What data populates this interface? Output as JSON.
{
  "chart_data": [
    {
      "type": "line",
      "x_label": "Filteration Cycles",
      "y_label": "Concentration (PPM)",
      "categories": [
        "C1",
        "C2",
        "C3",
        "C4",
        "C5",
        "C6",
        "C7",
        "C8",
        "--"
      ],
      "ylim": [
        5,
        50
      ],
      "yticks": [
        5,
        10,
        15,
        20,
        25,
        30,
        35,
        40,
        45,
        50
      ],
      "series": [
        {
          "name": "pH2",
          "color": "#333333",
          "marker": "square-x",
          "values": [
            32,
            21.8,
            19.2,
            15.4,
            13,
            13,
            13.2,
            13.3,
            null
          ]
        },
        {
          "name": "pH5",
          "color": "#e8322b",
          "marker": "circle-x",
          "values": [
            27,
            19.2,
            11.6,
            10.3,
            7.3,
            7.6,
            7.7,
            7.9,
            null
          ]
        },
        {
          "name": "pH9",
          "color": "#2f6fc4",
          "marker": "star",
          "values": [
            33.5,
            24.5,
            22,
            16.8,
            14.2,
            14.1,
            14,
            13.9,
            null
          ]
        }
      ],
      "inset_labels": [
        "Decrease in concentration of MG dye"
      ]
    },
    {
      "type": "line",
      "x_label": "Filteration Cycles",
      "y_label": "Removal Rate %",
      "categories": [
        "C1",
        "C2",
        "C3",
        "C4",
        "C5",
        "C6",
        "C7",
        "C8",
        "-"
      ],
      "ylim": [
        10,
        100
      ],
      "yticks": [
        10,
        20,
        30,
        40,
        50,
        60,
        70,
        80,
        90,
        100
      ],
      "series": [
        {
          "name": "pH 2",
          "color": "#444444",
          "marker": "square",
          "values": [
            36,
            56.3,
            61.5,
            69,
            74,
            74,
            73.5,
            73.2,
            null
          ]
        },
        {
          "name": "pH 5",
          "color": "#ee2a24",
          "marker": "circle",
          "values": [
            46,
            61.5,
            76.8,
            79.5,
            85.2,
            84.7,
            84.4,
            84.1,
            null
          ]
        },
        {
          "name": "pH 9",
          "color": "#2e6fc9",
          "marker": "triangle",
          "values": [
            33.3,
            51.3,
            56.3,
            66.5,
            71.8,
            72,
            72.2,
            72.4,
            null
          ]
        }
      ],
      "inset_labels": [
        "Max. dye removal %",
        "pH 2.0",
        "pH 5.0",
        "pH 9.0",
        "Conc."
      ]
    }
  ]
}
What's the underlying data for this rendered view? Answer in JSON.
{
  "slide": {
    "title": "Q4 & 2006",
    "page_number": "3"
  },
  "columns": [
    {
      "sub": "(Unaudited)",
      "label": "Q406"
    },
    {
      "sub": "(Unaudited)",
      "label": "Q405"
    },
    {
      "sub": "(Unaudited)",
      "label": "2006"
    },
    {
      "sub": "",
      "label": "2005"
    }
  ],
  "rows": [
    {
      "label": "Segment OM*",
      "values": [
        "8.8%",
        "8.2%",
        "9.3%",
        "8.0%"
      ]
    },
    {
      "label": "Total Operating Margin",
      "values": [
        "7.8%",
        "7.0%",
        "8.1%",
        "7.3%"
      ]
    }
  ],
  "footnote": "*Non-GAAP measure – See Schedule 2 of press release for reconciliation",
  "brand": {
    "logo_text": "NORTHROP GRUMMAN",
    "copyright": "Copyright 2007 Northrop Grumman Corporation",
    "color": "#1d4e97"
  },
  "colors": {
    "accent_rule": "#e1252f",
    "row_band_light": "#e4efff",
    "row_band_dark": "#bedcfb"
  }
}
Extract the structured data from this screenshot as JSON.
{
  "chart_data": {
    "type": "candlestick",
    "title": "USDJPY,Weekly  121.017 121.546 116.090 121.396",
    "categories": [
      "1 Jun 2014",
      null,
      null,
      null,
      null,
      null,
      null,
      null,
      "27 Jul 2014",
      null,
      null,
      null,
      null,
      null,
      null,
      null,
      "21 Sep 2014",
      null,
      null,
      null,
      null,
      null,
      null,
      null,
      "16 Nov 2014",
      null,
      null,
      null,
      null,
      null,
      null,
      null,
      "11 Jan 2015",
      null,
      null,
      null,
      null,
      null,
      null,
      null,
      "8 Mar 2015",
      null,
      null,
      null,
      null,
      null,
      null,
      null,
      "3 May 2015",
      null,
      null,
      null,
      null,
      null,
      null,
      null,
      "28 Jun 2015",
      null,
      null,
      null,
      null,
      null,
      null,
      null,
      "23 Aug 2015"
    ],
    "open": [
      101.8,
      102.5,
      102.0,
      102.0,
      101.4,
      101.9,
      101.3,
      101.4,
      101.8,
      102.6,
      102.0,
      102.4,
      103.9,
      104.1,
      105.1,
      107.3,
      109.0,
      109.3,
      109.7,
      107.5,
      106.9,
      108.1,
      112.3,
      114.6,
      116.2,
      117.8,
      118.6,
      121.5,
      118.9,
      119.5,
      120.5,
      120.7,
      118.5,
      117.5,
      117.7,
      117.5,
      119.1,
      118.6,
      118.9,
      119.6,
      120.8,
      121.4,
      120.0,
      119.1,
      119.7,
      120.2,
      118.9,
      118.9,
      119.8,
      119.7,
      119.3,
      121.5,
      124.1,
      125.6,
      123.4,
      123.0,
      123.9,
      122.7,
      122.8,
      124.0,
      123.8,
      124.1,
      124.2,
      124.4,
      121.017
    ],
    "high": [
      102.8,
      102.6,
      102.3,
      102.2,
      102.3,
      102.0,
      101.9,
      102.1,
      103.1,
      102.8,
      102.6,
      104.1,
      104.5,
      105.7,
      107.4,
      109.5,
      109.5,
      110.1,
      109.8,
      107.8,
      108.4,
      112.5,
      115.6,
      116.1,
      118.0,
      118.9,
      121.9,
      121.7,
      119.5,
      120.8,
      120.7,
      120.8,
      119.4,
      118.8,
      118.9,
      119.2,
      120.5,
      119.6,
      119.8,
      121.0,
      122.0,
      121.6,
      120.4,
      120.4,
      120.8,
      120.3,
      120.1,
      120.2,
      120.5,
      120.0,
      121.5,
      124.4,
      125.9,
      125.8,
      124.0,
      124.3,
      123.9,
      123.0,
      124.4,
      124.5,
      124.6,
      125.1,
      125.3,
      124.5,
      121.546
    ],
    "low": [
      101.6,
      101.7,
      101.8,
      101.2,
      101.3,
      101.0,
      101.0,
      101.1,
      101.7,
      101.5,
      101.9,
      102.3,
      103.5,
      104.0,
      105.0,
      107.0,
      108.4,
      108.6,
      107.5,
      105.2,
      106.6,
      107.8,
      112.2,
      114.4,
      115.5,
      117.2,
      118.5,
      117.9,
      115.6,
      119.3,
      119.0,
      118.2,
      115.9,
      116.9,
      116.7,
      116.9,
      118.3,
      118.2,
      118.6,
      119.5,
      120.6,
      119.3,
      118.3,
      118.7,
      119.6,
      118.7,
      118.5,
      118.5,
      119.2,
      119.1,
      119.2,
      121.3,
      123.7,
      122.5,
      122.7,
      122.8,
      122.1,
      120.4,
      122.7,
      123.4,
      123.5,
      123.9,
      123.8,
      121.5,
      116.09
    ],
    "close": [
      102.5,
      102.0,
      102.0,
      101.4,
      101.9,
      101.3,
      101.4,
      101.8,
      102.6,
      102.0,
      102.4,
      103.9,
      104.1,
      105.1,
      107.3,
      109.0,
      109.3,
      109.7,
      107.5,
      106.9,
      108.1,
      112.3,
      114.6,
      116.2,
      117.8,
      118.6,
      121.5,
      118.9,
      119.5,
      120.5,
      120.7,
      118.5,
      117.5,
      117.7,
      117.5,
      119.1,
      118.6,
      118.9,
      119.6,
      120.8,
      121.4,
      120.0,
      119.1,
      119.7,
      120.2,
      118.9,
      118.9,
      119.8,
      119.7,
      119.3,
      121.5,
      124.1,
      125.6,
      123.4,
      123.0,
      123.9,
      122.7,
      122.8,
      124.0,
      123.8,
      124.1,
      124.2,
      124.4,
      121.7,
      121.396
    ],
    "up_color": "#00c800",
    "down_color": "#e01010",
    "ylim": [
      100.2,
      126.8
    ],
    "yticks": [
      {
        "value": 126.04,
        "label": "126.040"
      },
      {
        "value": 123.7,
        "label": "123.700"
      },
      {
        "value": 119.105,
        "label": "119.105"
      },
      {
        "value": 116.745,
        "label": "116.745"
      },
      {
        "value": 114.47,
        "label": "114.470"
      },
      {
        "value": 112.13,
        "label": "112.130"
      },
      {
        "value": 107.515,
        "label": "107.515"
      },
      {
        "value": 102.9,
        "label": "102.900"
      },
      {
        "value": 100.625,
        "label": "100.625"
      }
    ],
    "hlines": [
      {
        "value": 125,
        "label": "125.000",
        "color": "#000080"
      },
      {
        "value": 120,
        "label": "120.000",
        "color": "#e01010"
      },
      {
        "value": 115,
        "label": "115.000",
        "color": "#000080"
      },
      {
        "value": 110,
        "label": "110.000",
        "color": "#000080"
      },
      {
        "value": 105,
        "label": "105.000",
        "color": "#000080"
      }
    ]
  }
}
☆ ☆ ☆ ☆ ☆
• **WORK TO COMPLETE**:
Provide the number of lines in these entries that hold the word "name", without any accompanying text.

• **EXPECTED ANSWER**:
6